#### [EXERCISE TASK]
Copy out each line featuring the string "values" from the entries beneath.

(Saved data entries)

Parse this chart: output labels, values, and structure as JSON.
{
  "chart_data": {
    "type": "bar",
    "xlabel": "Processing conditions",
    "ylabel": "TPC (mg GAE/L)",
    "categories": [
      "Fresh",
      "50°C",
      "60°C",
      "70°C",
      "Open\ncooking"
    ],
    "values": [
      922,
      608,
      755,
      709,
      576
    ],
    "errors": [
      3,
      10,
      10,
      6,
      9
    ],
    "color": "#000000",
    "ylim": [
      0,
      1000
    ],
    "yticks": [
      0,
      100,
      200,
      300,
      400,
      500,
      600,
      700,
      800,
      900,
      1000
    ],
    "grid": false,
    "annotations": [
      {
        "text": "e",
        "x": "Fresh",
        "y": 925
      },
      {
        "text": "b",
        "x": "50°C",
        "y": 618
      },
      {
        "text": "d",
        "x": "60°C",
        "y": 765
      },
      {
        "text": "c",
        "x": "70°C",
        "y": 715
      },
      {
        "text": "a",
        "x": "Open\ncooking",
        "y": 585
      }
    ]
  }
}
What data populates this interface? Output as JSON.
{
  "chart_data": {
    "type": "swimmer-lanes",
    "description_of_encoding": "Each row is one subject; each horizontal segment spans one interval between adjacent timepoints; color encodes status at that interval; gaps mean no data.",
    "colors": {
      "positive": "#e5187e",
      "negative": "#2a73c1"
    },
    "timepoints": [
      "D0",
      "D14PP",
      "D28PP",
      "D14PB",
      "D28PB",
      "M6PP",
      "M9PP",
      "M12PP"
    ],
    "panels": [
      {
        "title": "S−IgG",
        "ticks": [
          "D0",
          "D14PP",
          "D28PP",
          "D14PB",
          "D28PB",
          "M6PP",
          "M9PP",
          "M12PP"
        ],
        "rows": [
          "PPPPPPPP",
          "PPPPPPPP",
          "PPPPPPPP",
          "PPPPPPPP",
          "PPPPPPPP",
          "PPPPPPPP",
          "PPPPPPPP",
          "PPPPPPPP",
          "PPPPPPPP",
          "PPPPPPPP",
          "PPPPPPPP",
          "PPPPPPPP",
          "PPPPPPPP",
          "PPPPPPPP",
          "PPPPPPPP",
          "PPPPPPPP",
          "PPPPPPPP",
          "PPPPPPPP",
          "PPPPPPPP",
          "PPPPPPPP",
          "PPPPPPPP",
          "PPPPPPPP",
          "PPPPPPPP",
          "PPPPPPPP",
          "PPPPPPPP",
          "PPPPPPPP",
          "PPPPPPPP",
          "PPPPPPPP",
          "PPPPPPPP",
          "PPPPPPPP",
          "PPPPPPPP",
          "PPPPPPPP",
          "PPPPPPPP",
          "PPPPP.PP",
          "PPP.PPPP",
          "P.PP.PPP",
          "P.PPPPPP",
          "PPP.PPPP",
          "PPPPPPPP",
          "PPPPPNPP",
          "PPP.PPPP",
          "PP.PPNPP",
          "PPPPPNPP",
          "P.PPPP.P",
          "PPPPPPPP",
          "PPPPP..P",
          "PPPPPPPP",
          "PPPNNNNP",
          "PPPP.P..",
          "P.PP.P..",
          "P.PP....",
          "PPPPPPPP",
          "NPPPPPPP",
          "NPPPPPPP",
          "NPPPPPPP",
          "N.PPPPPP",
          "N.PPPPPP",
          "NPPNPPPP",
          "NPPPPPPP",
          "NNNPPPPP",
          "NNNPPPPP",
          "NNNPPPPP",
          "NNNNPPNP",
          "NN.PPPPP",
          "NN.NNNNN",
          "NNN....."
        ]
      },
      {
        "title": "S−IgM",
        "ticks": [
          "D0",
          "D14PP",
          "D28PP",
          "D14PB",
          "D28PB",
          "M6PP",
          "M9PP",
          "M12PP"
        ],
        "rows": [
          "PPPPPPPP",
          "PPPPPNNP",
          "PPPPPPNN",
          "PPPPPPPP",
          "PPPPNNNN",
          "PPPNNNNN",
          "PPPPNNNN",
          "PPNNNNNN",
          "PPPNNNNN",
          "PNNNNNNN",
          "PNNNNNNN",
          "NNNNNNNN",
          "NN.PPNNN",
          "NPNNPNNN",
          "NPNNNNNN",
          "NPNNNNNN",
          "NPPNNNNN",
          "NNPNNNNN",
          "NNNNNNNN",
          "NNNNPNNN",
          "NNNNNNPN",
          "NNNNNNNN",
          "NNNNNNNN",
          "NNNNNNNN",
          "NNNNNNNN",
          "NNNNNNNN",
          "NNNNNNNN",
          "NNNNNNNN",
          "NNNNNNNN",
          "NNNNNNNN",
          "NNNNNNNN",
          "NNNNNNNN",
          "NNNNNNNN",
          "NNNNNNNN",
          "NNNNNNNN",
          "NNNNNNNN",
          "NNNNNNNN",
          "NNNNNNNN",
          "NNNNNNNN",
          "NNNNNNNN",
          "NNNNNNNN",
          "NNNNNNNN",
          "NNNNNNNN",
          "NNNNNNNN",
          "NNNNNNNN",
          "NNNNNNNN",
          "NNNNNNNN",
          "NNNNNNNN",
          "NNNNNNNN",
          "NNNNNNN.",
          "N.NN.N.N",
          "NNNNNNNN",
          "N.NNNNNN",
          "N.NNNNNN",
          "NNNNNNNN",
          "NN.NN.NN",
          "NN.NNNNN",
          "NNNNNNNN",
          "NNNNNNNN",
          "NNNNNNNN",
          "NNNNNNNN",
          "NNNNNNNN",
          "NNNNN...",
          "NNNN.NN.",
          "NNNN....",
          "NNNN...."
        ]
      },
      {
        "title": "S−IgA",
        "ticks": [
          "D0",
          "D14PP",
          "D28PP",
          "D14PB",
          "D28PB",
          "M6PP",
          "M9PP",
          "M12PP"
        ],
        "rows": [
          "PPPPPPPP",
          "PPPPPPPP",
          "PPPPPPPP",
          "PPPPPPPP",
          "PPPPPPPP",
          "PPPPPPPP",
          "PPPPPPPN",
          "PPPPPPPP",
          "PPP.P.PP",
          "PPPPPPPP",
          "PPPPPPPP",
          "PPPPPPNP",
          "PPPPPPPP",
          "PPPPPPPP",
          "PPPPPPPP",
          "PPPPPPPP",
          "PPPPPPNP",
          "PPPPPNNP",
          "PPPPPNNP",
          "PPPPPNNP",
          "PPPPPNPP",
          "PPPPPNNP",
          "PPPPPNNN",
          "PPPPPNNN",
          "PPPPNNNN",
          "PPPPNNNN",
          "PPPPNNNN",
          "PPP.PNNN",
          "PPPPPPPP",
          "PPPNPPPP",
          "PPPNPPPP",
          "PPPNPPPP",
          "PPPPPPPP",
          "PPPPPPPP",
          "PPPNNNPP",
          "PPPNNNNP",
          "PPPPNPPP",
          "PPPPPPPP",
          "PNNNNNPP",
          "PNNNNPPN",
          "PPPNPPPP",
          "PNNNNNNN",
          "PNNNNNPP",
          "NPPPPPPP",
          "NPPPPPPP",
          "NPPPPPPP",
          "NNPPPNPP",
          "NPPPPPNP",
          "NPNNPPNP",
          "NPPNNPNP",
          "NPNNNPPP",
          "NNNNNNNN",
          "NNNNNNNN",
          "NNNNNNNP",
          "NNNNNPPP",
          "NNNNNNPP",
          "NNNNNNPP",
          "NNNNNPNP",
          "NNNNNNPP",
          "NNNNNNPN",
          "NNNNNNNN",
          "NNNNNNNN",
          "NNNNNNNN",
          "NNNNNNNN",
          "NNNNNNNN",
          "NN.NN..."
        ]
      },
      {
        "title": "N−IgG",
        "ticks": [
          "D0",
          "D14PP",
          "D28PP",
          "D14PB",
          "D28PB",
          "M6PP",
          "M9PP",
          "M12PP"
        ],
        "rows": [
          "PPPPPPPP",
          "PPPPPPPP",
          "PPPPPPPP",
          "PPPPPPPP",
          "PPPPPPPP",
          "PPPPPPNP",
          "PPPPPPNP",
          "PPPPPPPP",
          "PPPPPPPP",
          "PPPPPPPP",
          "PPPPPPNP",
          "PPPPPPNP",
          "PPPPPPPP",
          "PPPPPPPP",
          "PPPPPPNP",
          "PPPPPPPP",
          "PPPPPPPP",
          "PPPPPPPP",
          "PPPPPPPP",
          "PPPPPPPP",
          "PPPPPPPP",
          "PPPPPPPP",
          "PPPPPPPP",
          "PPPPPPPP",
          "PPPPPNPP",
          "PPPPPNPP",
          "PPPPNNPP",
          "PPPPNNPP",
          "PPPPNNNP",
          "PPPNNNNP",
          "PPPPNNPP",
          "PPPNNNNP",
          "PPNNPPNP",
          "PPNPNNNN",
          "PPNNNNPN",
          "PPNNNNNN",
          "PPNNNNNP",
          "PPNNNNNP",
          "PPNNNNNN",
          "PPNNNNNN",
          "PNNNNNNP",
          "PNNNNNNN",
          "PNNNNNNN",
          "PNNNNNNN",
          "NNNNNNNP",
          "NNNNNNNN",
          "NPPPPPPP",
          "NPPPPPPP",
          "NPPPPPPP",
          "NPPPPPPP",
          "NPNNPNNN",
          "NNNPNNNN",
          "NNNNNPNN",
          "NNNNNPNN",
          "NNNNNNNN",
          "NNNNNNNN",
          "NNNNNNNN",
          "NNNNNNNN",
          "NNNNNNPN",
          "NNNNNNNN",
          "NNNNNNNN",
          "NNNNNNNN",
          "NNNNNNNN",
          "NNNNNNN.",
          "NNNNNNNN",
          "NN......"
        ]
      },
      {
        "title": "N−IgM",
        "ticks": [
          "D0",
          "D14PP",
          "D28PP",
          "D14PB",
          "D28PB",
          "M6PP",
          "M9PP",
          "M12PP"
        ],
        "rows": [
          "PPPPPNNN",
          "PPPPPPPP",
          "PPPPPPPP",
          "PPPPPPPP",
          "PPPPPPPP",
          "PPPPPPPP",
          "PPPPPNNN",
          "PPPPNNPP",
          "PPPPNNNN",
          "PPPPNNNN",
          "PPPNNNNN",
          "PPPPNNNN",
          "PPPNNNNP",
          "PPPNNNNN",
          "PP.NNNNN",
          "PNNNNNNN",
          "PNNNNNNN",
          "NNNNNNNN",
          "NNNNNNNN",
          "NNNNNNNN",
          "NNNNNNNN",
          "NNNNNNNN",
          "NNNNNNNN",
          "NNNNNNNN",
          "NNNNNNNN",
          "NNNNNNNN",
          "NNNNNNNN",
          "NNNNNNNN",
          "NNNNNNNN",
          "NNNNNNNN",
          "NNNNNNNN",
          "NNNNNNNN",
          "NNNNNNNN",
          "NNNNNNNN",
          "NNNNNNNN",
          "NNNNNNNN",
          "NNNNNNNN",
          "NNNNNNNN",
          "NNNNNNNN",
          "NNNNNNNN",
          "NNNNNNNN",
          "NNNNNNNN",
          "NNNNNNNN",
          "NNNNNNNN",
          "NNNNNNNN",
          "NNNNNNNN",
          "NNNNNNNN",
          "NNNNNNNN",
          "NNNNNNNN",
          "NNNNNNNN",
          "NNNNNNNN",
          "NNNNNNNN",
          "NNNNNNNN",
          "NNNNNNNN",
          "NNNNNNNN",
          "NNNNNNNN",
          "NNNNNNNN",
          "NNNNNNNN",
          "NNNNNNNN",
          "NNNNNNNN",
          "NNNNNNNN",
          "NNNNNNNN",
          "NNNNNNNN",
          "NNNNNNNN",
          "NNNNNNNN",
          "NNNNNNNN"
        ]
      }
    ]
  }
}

#### [ANSWER TO THIS TASK]
Parse this chart: output labels, values, and structure as JSON.
    "values": [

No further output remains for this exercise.